Problem to work on
Scan the data below for the string "Californian". Show every line where it turns up.

Saved entries
········

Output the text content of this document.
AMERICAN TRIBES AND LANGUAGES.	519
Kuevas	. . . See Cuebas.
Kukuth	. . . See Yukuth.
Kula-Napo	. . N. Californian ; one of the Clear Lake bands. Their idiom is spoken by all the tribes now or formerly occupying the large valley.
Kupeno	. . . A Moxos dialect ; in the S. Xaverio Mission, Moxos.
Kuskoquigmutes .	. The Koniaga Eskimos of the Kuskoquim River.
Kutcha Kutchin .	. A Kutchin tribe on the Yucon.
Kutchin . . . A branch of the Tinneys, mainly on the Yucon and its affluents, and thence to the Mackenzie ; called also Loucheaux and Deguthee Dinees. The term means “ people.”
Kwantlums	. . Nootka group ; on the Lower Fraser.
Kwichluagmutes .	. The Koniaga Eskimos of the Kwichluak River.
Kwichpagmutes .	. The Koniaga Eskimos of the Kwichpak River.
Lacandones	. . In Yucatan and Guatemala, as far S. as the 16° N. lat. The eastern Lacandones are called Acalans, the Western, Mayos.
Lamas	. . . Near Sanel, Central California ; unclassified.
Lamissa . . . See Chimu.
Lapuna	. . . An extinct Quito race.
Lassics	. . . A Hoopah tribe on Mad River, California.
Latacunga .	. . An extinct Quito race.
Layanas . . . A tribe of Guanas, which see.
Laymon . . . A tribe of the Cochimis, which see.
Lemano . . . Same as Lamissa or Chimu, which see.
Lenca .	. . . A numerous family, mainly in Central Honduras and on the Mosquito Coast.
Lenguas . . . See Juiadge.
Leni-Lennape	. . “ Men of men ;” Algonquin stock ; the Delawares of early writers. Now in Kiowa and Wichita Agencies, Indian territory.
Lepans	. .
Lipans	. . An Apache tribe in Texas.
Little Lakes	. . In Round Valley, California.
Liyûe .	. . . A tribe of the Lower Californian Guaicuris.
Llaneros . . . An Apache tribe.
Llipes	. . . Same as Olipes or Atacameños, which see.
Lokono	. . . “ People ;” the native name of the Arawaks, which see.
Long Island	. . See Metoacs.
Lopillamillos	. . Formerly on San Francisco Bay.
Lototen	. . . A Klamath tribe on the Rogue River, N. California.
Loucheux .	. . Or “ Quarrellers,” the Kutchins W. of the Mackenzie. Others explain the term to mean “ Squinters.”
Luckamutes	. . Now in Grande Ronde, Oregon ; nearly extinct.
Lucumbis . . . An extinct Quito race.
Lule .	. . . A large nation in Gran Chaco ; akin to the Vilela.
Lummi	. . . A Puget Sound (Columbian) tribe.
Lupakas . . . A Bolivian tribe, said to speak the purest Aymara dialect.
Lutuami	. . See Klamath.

········

Solved problem
Kula-Napo	. . N. Californian ; one of the Clear Lake bands. Their idiom is spoken by all the tribes now or formerly occupying the large valley.
Liyûe .	. . . A tribe of the Lower Californian Guaicuris.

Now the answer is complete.